-- start DATA LISTING --

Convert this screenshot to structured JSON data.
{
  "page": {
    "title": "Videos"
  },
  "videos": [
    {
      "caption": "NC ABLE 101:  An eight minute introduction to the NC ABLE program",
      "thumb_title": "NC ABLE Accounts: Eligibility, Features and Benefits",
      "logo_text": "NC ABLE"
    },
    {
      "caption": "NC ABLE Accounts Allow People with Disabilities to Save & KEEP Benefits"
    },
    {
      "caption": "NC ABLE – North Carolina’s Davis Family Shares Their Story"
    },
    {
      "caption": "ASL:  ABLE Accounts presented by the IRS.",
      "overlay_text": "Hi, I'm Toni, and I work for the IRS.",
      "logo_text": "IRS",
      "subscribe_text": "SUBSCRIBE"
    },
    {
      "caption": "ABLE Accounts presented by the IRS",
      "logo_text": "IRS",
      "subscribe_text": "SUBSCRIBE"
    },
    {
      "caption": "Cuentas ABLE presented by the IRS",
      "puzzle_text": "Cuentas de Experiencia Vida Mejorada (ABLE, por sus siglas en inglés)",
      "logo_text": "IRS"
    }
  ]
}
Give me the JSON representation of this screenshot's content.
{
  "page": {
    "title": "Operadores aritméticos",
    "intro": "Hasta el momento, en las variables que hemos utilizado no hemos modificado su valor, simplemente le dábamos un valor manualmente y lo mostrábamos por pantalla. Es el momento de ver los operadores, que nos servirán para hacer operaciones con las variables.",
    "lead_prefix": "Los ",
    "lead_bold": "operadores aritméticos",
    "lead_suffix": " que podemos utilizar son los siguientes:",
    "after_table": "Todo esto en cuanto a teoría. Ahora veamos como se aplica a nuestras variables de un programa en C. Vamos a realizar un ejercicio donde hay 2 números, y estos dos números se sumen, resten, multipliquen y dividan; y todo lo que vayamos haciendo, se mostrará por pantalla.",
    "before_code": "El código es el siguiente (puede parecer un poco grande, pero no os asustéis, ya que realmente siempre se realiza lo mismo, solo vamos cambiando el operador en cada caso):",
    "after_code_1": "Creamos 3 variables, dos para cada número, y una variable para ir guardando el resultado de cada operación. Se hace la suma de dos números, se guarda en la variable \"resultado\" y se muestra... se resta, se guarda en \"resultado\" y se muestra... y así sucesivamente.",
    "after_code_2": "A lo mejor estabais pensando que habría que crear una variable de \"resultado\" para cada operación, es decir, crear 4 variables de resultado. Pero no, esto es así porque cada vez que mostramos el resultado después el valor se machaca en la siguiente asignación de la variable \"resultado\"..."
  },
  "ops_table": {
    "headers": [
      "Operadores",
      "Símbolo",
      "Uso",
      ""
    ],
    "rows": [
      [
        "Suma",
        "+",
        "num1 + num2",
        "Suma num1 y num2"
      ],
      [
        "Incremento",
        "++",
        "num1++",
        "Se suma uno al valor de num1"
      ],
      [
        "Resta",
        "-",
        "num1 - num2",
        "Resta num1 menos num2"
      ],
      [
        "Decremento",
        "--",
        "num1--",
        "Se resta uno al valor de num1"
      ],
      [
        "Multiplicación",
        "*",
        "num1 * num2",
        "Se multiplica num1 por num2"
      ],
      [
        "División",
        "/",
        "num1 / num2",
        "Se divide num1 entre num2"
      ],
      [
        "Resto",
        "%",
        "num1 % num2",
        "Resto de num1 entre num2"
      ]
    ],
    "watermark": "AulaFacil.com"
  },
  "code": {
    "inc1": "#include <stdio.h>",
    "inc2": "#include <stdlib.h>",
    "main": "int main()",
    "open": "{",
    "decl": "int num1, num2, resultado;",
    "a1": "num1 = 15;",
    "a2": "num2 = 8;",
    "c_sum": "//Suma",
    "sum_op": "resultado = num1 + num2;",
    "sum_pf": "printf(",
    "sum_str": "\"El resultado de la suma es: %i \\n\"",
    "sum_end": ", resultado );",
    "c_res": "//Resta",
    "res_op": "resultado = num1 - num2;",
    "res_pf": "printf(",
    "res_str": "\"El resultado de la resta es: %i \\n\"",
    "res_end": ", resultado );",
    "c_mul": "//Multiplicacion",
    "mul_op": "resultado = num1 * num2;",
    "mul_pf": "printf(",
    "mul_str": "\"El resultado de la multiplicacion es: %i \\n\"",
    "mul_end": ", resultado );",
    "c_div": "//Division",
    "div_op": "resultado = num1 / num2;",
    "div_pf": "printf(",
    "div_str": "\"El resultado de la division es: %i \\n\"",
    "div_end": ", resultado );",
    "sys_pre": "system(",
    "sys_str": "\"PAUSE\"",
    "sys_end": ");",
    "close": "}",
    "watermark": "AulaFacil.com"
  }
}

-- end DATA LISTING --

AIM OF THE EXERCISE: Reproduce each line of the material above precisely.

EXERCISE RESULT:
Convert this screenshot to structured JSON data.
{
  "page": {
    "title": "Videos"
  },
  "videos": [
    {
      "caption": "NC ABLE 101:  An eight minute introduction to the NC ABLE program",
      "thumb_title": "NC ABLE Accounts: Eligibility, Features and Benefits",
      "logo_text": "NC ABLE"
    },
    {
      "caption": "NC ABLE Accounts Allow People with Disabilities to Save & KEEP Benefits"
    },
    {
      "caption": "NC ABLE – North Carolina’s Davis Family Shares Their Story"
    },
    {
      "caption": "ASL:  ABLE Accounts presented by the IRS.",
      "overlay_text": "Hi, I'm Toni, and I work for the IRS.",
      "logo_text": "IRS",
      "subscribe_text": "SUBSCRIBE"
    },
    {
      "caption": "ABLE Accounts presented by the IRS",
      "logo_text": "IRS",
      "subscribe_text": "SUBSCRIBE"
    },
    {
      "caption": "Cuentas ABLE presented by the IRS",
      "puzzle_text": "Cuentas de Experiencia Vida Mejorada (ABLE, por sus siglas en inglés)",
      "logo_text": "IRS"
    }
  ]
}
Give me the JSON representation of this screenshot's content.
{
  "page": {
    "title": "Operadores aritméticos",
    "intro": "Hasta el momento, en las variables que hemos utilizado no hemos modificado su valor, simplemente le dábamos un valor manualmente y lo mostrábamos por pantalla. Es el momento de ver los operadores, que nos servirán para hacer operaciones con las variables.",
    "lead_prefix": "Los ",
    "lead_bold": "operadores aritméticos",
    "lead_suffix": " que podemos utilizar son los siguientes:",
    "after_table": "Todo esto en cuanto a teoría. Ahora veamos como se aplica a nuestras variables de un programa en C. Vamos a realizar un ejercicio donde hay 2 números, y estos dos números se sumen, resten, multipliquen y dividan; y todo lo que vayamos haciendo, se mostrará por pantalla.",
    "before_code": "El código es el siguiente (puede parecer un poco grande, pero no os asustéis, ya que realmente siempre se realiza lo mismo, solo vamos cambiando el operador en cada caso):",
    "after_code_1": "Creamos 3 variables, dos para cada número, y una variable para ir guardando el resultado de cada operación. Se hace la suma de dos números, se guarda en la variable \"resultado\" y se muestra... se resta, se guarda en \"resultado\" y se muestra... y así sucesivamente.",
    "after_code_2": "A lo mejor estabais pensando que habría que crear una variable de \"resultado\" para cada operación, es decir, crear 4 variables de resultado. Pero no, esto es así porque cada vez que mostramos el resultado después el valor se machaca en la siguiente asignación de la variable \"resultado\"..."
  },
  "ops_table": {
    "headers": [
      "Operadores",
      "Símbolo",
      "Uso",
      ""
    ],
    "rows": [
      [
        "Suma",
        "+",
        "num1 + num2",
        "Suma num1 y num2"
      ],
      [
        "Incremento",
        "++",
        "num1++",
        "Se suma uno al valor de num1"
      ],
      [
        "Resta",
        "-",
        "num1 - num2",
        "Resta num1 menos num2"
      ],
      [
        "Decremento",
        "--",
        "num1--",
        "Se resta uno al valor de num1"
      ],
      [
        "Multiplicación",
        "*",
        "num1 * num2",
        "Se multiplica num1 por num2"
      ],
      [
        "División",
        "/",
        "num1 / num2",
        "Se divide num1 entre num2"
      ],
      [
        "Resto",
        "%",
        "num1 % num2",
        "Resto de num1 entre num2"
      ]
    ],
    "watermark": "AulaFacil.com"
  },
  "code": {
    "inc1": "#include <stdio.h>",
    "inc2": "#include <stdlib.h>",
    "main": "int main()",
    "open": "{",
    "decl": "int num1, num2, resultado;",
    "a1": "num1 = 15;",
    "a2": "num2 = 8;",
    "c_sum": "//Suma",
    "sum_op": "resultado = num1 + num2;",
    "sum_pf": "printf(",
    "sum_str": "\"El resultado de la suma es: %i \\n\"",
    "sum_end": ", resultado );",
    "c_res": "//Resta",
    "res_op": "resultado = num1 - num2;",
    "res_pf": "printf(",
    "res_str": "\"El resultado de la resta es: %i \\n\"",
    "res_end": ", resultado );",
    "c_mul": "//Multiplicacion",
    "mul_op": "resultado = num1 * num2;",
    "mul_pf": "printf(",
    "mul_str": "\"El resultado de la multiplicacion es: %i \\n\"",
    "mul_end": ", resultado );",
    "c_div": "//Division",
    "div_op": "resultado = num1 / num2;",
    "div_pf": "printf(",
    "div_str": "\"El resultado de la division es: %i \\n\"",
    "div_end": ", resultado );",
    "sys_pre": "system(",
    "sys_str": "\"PAUSE\"",
    "sys_end": ");",
    "close": "}",
    "watermark": "AulaFacil.com"
  }
}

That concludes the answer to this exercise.